(Element and box listings)
* * *

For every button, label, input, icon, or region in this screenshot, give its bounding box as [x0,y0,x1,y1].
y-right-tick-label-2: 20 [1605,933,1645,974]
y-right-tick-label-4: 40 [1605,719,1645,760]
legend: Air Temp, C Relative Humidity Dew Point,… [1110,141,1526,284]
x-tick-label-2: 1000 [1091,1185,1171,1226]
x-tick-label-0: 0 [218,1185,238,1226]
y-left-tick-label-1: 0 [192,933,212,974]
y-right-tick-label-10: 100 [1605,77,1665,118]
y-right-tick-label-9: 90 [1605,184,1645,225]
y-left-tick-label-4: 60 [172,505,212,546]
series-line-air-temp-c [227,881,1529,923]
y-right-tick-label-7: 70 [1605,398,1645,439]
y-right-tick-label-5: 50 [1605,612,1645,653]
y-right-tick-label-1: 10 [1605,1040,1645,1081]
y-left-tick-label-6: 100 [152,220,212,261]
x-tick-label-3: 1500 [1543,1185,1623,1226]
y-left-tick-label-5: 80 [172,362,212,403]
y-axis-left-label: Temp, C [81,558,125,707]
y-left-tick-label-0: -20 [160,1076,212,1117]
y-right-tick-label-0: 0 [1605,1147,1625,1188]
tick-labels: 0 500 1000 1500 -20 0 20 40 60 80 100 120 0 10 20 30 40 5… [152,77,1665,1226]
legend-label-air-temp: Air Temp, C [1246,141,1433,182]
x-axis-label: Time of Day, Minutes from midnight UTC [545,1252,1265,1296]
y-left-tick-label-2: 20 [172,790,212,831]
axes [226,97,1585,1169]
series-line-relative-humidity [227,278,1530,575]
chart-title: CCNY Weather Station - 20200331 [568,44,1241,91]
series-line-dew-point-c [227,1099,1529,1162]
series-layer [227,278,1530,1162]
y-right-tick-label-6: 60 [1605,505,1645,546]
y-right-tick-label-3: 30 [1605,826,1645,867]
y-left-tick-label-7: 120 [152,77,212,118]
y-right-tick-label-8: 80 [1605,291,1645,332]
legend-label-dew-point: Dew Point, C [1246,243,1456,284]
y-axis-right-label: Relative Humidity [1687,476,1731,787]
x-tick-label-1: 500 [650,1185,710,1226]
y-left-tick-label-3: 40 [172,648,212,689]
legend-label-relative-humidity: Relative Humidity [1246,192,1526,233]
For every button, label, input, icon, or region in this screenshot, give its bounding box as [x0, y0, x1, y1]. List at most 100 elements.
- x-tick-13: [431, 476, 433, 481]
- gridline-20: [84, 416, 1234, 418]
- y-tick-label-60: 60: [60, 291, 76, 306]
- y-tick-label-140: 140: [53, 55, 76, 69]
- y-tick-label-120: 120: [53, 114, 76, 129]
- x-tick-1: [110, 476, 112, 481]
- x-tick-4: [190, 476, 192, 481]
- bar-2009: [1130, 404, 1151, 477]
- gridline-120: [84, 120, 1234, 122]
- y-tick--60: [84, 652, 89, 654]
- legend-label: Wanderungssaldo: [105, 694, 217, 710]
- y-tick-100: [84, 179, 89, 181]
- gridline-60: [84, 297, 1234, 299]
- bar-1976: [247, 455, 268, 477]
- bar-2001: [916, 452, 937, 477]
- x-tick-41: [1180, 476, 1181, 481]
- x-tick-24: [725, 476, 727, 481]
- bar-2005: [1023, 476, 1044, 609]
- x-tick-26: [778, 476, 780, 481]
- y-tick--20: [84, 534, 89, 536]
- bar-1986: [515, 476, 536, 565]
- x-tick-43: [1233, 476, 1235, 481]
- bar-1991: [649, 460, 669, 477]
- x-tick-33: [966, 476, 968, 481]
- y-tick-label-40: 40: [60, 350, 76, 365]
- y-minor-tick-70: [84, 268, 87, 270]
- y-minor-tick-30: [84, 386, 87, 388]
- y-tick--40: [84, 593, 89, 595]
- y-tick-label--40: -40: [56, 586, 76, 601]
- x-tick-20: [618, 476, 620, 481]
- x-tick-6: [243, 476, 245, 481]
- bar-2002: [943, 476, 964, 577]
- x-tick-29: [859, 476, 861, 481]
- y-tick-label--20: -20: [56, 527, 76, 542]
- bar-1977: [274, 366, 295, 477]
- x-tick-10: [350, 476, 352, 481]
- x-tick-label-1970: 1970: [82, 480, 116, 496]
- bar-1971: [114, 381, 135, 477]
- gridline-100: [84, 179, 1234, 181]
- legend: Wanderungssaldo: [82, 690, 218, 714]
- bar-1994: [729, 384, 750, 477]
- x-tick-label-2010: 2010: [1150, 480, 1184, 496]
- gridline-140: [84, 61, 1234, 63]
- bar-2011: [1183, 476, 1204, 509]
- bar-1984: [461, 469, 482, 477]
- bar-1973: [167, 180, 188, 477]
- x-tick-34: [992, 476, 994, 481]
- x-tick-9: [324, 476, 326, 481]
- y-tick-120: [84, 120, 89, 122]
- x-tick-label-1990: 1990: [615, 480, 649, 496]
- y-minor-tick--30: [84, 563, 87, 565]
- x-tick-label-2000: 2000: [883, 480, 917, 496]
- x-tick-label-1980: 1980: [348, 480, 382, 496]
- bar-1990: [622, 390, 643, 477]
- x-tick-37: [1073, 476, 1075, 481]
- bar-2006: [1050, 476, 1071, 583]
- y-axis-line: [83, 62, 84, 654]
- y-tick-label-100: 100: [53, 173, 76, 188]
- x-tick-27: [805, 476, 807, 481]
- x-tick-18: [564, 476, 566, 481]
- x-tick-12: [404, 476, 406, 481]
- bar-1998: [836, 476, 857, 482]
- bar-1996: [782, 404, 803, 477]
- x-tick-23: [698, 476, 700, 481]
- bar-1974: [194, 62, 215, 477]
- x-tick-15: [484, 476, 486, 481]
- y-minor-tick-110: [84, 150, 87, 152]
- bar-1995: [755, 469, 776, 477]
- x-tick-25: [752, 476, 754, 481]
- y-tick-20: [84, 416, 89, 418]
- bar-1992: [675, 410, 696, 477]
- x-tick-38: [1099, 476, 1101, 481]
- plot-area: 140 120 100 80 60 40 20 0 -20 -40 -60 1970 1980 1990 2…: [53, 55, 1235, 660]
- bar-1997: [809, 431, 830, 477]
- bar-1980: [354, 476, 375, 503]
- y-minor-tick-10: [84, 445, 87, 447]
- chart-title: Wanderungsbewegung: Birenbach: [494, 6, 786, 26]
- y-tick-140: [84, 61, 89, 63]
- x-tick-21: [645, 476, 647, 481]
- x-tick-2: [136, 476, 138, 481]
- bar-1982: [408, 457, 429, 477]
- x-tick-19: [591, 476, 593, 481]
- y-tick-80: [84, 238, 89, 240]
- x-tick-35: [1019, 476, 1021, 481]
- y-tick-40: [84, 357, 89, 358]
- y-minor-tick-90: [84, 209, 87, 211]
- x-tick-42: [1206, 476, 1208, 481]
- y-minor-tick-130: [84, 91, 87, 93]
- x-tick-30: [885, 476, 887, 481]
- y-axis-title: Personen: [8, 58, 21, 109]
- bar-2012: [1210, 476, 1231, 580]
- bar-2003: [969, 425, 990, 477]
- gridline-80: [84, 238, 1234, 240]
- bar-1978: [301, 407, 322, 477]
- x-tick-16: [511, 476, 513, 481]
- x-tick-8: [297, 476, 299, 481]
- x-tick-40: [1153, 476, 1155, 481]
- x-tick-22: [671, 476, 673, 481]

* * *

| WORK TO BE COMPLETED |
Print the listing word for word, starting at its first line and stopping after the line that has "axes [226,97,1585,1169]". Include that final line.

| TASK ANSWER |
For every button, label, input, icon, or region in this screenshot, give its bounding box as [x0,y0,x1,y1].
y-right-tick-label-2: 20 [1605,933,1645,974]
y-right-tick-label-4: 40 [1605,719,1645,760]
legend: Air Temp, C Relative Humidity Dew Point,… [1110,141,1526,284]
x-tick-label-2: 1000 [1091,1185,1171,1226]
x-tick-label-0: 0 [218,1185,238,1226]
y-left-tick-label-1: 0 [192,933,212,974]
y-right-tick-label-10: 100 [1605,77,1665,118]
y-right-tick-label-9: 90 [1605,184,1645,225]
y-left-tick-label-4: 60 [172,505,212,546]
series-line-air-temp-c [227,881,1529,923]
y-right-tick-label-7: 70 [1605,398,1645,439]
y-right-tick-label-5: 50 [1605,612,1645,653]
y-right-tick-label-1: 10 [1605,1040,1645,1081]
y-left-tick-label-6: 100 [152,220,212,261]
x-tick-label-3: 1500 [1543,1185,1623,1226]
y-left-tick-label-5: 80 [172,362,212,403]
y-axis-left-label: Temp, C [81,558,125,707]
y-left-tick-label-0: -20 [160,1076,212,1117]
y-right-tick-label-0: 0 [1605,1147,1625,1188]
tick-labels: 0 500 1000 1500 -20 0 20 40 60 80 100 120 0 10 20 30 40 5… [152,77,1665,1226]
legend-label-air-temp: Air Temp, C [1246,141,1433,182]
x-axis-label: Time of Day, Minutes from midnight UTC [545,1252,1265,1296]
y-left-tick-label-2: 20 [172,790,212,831]
axes [226,97,1585,1169]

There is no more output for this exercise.